▶ **THE PROBLEM**: Reproduce the data below with every occurrence of "svg-text" swapped for "vector-label" and all other content unchanged. Omit the pictures from the output.

▶ **DATA ROWS**:
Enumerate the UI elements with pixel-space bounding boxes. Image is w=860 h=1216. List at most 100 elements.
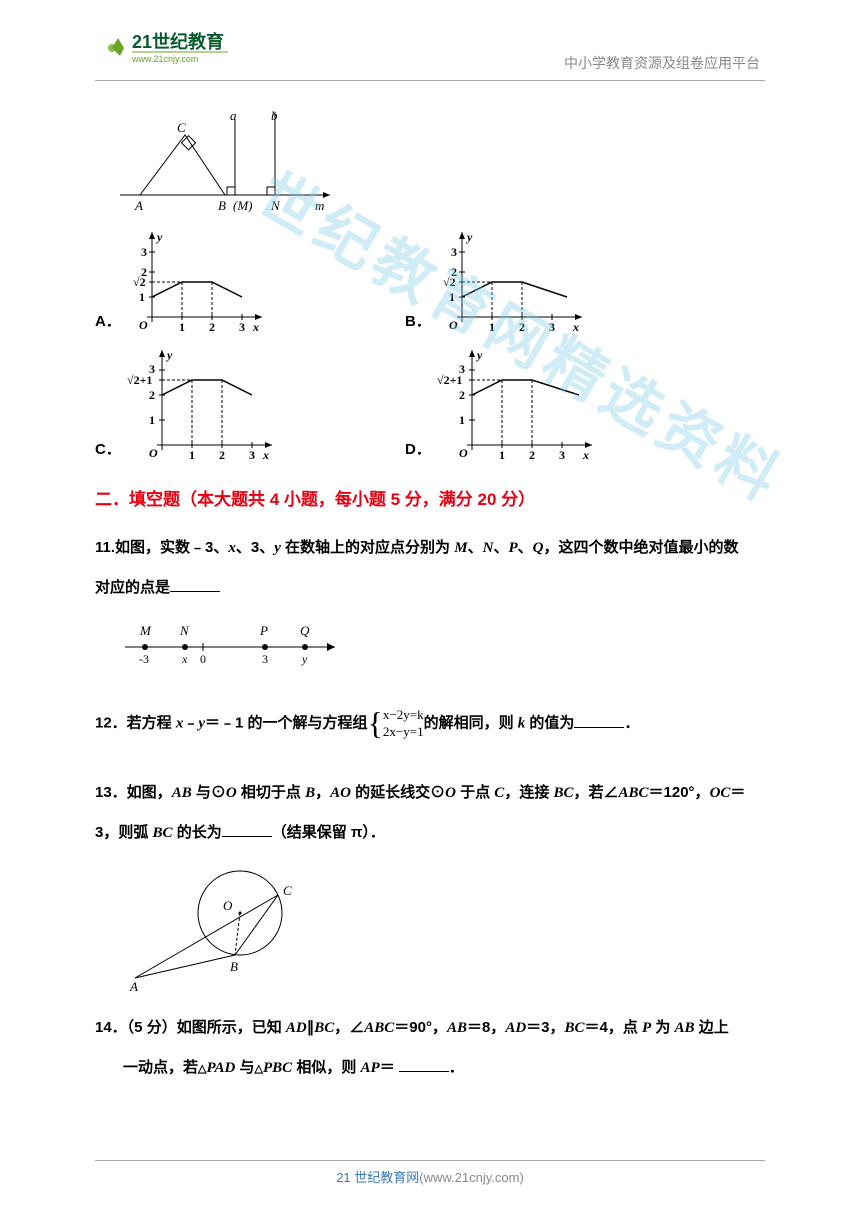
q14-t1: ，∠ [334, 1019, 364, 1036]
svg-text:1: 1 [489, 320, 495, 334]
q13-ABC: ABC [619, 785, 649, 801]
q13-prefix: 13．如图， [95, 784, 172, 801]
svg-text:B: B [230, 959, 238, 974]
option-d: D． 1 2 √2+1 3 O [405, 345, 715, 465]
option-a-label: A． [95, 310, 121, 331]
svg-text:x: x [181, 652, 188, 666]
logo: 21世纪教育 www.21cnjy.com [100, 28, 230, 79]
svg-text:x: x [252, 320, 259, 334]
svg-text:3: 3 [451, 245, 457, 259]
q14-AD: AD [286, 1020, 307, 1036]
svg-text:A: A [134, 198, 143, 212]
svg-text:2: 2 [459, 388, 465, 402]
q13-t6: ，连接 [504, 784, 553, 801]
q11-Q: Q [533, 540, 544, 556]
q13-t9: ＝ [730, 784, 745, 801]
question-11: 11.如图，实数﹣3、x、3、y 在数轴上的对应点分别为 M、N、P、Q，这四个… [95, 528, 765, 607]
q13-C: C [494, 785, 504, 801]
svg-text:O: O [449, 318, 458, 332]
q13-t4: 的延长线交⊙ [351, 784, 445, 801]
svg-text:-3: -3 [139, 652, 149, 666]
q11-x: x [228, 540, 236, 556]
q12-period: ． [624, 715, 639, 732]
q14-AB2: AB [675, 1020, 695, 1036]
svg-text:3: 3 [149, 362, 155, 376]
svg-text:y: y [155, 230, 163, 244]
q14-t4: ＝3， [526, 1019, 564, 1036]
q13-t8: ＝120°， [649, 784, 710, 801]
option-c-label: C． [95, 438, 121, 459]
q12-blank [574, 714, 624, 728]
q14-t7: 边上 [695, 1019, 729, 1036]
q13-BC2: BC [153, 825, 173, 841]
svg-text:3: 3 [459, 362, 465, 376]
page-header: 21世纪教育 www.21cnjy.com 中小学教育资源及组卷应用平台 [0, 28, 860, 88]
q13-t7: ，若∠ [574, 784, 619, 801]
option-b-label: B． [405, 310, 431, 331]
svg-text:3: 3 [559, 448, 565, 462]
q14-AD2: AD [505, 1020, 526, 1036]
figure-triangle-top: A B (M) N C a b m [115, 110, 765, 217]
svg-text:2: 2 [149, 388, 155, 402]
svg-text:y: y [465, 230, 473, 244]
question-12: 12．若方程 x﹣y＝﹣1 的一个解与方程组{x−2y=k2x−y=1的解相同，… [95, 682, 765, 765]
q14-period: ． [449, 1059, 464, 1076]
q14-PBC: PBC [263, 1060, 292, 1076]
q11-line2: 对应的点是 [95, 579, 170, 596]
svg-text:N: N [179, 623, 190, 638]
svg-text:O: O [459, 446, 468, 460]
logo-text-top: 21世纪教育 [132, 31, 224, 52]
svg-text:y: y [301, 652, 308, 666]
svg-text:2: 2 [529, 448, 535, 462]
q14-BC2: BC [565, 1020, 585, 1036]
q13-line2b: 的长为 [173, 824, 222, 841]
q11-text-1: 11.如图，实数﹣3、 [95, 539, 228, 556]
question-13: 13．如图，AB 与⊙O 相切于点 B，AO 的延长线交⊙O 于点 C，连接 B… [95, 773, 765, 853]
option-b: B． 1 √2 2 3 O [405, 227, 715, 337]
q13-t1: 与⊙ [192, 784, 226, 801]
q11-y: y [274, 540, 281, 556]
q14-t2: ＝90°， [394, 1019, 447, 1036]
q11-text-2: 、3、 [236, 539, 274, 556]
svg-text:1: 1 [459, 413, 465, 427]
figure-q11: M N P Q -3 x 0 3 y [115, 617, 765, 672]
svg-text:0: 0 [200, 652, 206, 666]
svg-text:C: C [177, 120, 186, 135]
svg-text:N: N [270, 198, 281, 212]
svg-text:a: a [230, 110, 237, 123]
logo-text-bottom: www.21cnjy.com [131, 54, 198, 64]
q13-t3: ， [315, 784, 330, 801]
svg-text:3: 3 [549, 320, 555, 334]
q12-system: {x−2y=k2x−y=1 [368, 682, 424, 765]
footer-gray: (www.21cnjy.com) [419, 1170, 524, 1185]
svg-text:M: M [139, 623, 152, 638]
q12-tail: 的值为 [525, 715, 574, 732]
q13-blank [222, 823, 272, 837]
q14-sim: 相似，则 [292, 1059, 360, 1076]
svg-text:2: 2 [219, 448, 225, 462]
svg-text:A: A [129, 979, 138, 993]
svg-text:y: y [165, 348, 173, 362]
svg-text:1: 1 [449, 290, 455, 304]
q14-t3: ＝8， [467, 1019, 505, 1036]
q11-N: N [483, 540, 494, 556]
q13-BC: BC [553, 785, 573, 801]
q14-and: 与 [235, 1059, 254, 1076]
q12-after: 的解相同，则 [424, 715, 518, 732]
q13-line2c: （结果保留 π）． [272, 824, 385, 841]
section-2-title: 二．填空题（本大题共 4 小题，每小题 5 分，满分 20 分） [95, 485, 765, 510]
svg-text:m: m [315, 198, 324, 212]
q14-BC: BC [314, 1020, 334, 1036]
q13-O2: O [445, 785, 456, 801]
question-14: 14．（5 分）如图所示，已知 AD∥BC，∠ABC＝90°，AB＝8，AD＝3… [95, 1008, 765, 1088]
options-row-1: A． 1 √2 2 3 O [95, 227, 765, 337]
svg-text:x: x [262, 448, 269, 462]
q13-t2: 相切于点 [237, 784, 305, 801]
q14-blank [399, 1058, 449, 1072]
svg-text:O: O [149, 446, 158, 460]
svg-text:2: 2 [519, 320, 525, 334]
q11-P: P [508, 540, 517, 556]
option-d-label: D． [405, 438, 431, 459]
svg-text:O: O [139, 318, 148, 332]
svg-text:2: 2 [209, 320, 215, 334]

▶ **ANSWER TO THE EXERCISE**:
Enumerate the UI elements with pixel-space bounding boxes. Image is w=860 h=1216. List at most 100 elements.
q14-t1: ，∠ [334, 1019, 364, 1036]
vector-label:1: 1 [489, 320, 495, 334]
q13-ABC: ABC [619, 785, 649, 801]
q13-prefix: 13．如图， [95, 784, 172, 801]
vector-label:B: B [230, 959, 238, 974]
option-d: D． 1 2 √2+1 3 O [405, 345, 715, 465]
option-a-label: A． [95, 310, 121, 331]
vector-label:x: x [181, 652, 188, 666]
logo: 21世纪教育 www.21cnjy.com [100, 28, 230, 79]
vector-label:x: x [252, 320, 259, 334]
vector-label:3: 3 [451, 245, 457, 259]
q14-AD: AD [286, 1020, 307, 1036]
vector-label:A: A [134, 198, 143, 212]
vector-label:2: 2 [459, 388, 465, 402]
q13-t6: ，连接 [504, 784, 553, 801]
q11-Q: Q [533, 540, 544, 556]
q13-t9: ＝ [730, 784, 745, 801]
question-11: 11.如图，实数﹣3、x、3、y 在数轴上的对应点分别为 M、N、P、Q，这四个… [95, 528, 765, 607]
q13-C: C [494, 785, 504, 801]
vector-label:O: O [449, 318, 458, 332]
q13-t4: 的延长线交⊙ [351, 784, 445, 801]
vector-label:-3: -3 [139, 652, 149, 666]
q11-x: x [228, 540, 236, 556]
q12-period: ． [624, 715, 639, 732]
q14-AB2: AB [675, 1020, 695, 1036]
vector-label:3: 3 [149, 362, 155, 376]
vector-label:y: y [155, 230, 163, 244]
q14-t4: ＝3， [526, 1019, 564, 1036]
q13-t8: ＝120°， [649, 784, 710, 801]
option-c-label: C． [95, 438, 121, 459]
q12-blank [574, 714, 624, 728]
q14-t7: 边上 [695, 1019, 729, 1036]
q13-BC2: BC [153, 825, 173, 841]
vector-label:3: 3 [459, 362, 465, 376]
page-header: 21世纪教育 www.21cnjy.com 中小学教育资源及组卷应用平台 [0, 28, 860, 88]
q13-t7: ，若∠ [574, 784, 619, 801]
option-b-label: B． [405, 310, 431, 331]
vector-label:3: 3 [559, 448, 565, 462]
q14-AD2: AD [505, 1020, 526, 1036]
figure-triangle-top: A B (M) N C a b m [115, 110, 765, 217]
vector-label:2: 2 [149, 388, 155, 402]
vector-label:y: y [465, 230, 473, 244]
question-12: 12．若方程 x﹣y＝﹣1 的一个解与方程组{x−2y=k2x−y=1的解相同，… [95, 682, 765, 765]
q14-period: ． [449, 1059, 464, 1076]
q14-PBC: PBC [263, 1060, 292, 1076]
q11-line2: 对应的点是 [95, 579, 170, 596]
vector-label:N: N [179, 623, 190, 638]
vector-label:O: O [459, 446, 468, 460]
logo-text-top: 21世纪教育 [132, 31, 224, 52]
vector-label:y: y [301, 652, 308, 666]
vector-label:2: 2 [529, 448, 535, 462]
q14-BC2: BC [565, 1020, 585, 1036]
q13-line2b: 的长为 [173, 824, 222, 841]
q11-text-1: 11.如图，实数﹣3、 [95, 539, 228, 556]
question-13: 13．如图，AB 与⊙O 相切于点 B，AO 的延长线交⊙O 于点 C，连接 B… [95, 773, 765, 853]
option-b: B． 1 √2 2 3 O [405, 227, 715, 337]
q13-t1: 与⊙ [192, 784, 226, 801]
q11-y: y [274, 540, 281, 556]
q14-t2: ＝90°， [394, 1019, 447, 1036]
q11-text-2: 、3、 [236, 539, 274, 556]
vector-label:1: 1 [459, 413, 465, 427]
figure-q11: M N P Q -3 x 0 3 y [115, 617, 765, 672]
vector-label:0: 0 [200, 652, 206, 666]
vector-label:C: C [177, 120, 186, 135]
vector-label:N: N [270, 198, 281, 212]
vector-label:a: a [230, 110, 237, 123]
logo-text-bottom: www.21cnjy.com [131, 54, 198, 64]
q13-t3: ， [315, 784, 330, 801]
vector-label:3: 3 [549, 320, 555, 334]
q12-system: {x−2y=k2x−y=1 [368, 682, 424, 765]
footer-gray: (www.21cnjy.com) [419, 1170, 524, 1185]
vector-label:M: M [139, 623, 152, 638]
q12-tail: 的值为 [525, 715, 574, 732]
q13-blank [222, 823, 272, 837]
q14-sim: 相似，则 [292, 1059, 360, 1076]
vector-label:2: 2 [219, 448, 225, 462]
vector-label:A: A [129, 979, 138, 993]
vector-label:y: y [165, 348, 173, 362]
vector-label:1: 1 [449, 290, 455, 304]
q14-t3: ＝8， [467, 1019, 505, 1036]
q11-N: N [483, 540, 494, 556]
q13-BC: BC [553, 785, 573, 801]
q14-and: 与 [235, 1059, 254, 1076]
q12-after: 的解相同，则 [424, 715, 518, 732]
q13-line2c: （结果保留 π）． [272, 824, 385, 841]
section-2-title: 二．填空题（本大题共 4 小题，每小题 5 分，满分 20 分） [95, 485, 765, 510]
vector-label:m: m [315, 198, 324, 212]
q14-BC: BC [314, 1020, 334, 1036]
q13-O2: O [445, 785, 456, 801]
question-14: 14．（5 分）如图所示，已知 AD∥BC，∠ABC＝90°，AB＝8，AD＝3… [95, 1008, 765, 1088]
options-row-1: A． 1 √2 2 3 O [95, 227, 765, 337]
vector-label:x: x [262, 448, 269, 462]
q13-t2: 相切于点 [237, 784, 305, 801]
q14-blank [399, 1058, 449, 1072]
vector-label:O: O [149, 446, 158, 460]
vector-label:2: 2 [519, 320, 525, 334]
q11-P: P [508, 540, 517, 556]
option-d-label: D． [405, 438, 431, 459]
vector-label:O: O [139, 318, 148, 332]
vector-label:2: 2 [209, 320, 215, 334]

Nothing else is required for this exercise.